• Challenges:
1. In the passage on X++ system functions, what type of value does the typeOf system function return?
2. Resume the passage on X++ system functions after its last sentence.
##### Quoted passage
The AX 2012 runtime automatically converts any reference to a label ID to its corresponding label text. In most cases, this behavior is what you want; however, you can prevent the conversion by using literalStr. The literalStr function allows you to refer to a label ID without converting the label ID to the label text, as shown in this example:
print "@SYS1"; //Prints Time transactions
print literalStr("@SYS1"); //Prints @SYS1
In the first line of the example, the label ID (@SYS1) is automatically converted to the label text (Time transactions). In the second line, the reference to the label ID isn’t converted.
typeOf system function
The typeOf system function takes a variable instance as a parameter and returns the base type of the parameter. Here is an example:
int i = 123;
str s = "Hello world";
MyClass c;
guid g = newGuid();
print typeOf(i); //Prints Integer
print typeOf(s); //Prints String
print typeOf(c); //Prints Class
print typeOf(g); //Prints Guid
pause;
The return value is an instance of the Types system enumeration. It contains an enumeration for each base type in X++.
classIdGet system function
The classIdGet system function takes an object as a parameter and returns the class ID for the class element of which the object is an instance. If the parameter passed is null, the function returns the class ID for the declared type, as shown in this example:
MyBaseClass c;
print classIdGet(c); //Prints the ID of MyBaseClass
c = new MyDerivedClass();
print classIdGet(c); //Prints the ID of MyDerivedClass
pause;
This function is particularly useful for determining the type of an object instance. Suppose you need to determine whether a class instance is of a particular class. The following example shows how you can use classIdGet to determine the class ID of the _anyClass variable instance. If the _anyClass variable really is an instance of MyClass, it’s safe to assign it to the myClass variable.
void myMethod(object _anyClass)
{
MyClass myClass;
if (classIdGet(_anyClass) == classNum(MyClass))
{
myClass = _anyClass;
...
}
}
Notice the use of the classNum intrinsic function, which evaluates the parameter at compile time, and the use of classIdGet, which evaluates the parameter at run time.
Because inheritance isn’t taken into account, this sort of implementation is likely to break the object model. In most cases, any instance of a derived MyClass class should be treated as an actual MyClass instance. The simplest way to handle inheritance is to use the is and as operators. For more information, see Chapter 4, “The X++ programming language.”
Note
This book promotes customization through inheritance by using the Liskov substitution principle.
##########
##### Records
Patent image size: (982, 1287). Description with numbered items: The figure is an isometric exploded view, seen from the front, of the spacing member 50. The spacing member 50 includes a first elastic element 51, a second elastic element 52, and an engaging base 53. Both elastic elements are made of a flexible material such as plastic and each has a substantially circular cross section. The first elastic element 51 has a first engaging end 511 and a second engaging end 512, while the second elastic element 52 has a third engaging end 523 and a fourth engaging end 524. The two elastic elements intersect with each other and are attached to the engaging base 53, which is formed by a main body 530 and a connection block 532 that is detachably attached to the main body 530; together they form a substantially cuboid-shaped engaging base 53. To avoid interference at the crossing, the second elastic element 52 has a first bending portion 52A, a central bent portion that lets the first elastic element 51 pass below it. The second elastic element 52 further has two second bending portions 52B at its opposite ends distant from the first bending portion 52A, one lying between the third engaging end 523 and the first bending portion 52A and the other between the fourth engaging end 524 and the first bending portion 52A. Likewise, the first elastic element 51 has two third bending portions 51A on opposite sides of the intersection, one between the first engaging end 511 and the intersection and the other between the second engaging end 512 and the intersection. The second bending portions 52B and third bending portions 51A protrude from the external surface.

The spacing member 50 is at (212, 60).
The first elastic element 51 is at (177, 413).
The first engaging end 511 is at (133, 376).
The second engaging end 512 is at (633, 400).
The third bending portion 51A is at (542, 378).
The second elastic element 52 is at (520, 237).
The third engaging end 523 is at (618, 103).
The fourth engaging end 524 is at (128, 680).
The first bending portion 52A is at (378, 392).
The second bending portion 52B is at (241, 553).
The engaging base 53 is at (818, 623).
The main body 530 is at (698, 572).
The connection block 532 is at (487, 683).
##########
• Task answers:
1. An instance of the Types system enumeration.

2.
Reflection APIs
The X++ system library includes three APIs that can be used to reflect on elements. They are described in the following sections.
Table data API
Suppose that you want to find all classes whose names begin with Invent. The following example shows one way to conduct your search:
static void findInventoryClasses(Args _args)
{
SysModelElement modelElement;
while select name from modelElement
where modelElement.ElementType == UtilElementType::Class
&& modelElement.Name like 'Invent*'
{
info(modelElement.Name);
}
}
The SysModelElement table provides access to all elements. The ElementType field holds the concept to search for. The data model for the model store contains nine tables, which are shown in Figure 20-1.
Note
The UtilElements table is still available for backward compatibility. It is implemented as an aggregated view on top of the SysModel tables. For performance reasons, you should limit usage of this compatibility feature and eventually rewrite your code to use the new API.
Because of the nature of the table data API, the SysModel tables can also be used as data sources in a form or a report. A form showing the table data is available from Tools > Model Management > Model Elements. In the form, you can use standard query capabilities to filter and search the data.
The SysModelElement table contains all of the elements in the model store; it is related to the SysModelElementData table, which contains the various definitions of each element. For each SysModelElement record, there is at least 1 SysModelElementData record—and perhaps as many as 16 if the element is customized across all 16 layers. In other words, the element defines the customization granularity. You cannot customize a unit that is smaller than an element. For example, even if you change just one property on an element, a new record is inserted into the SysModelElementData table that includes all properties of the element.
Note
System elements, as listed under the System Documentation node in the AOT, are not present in these tables.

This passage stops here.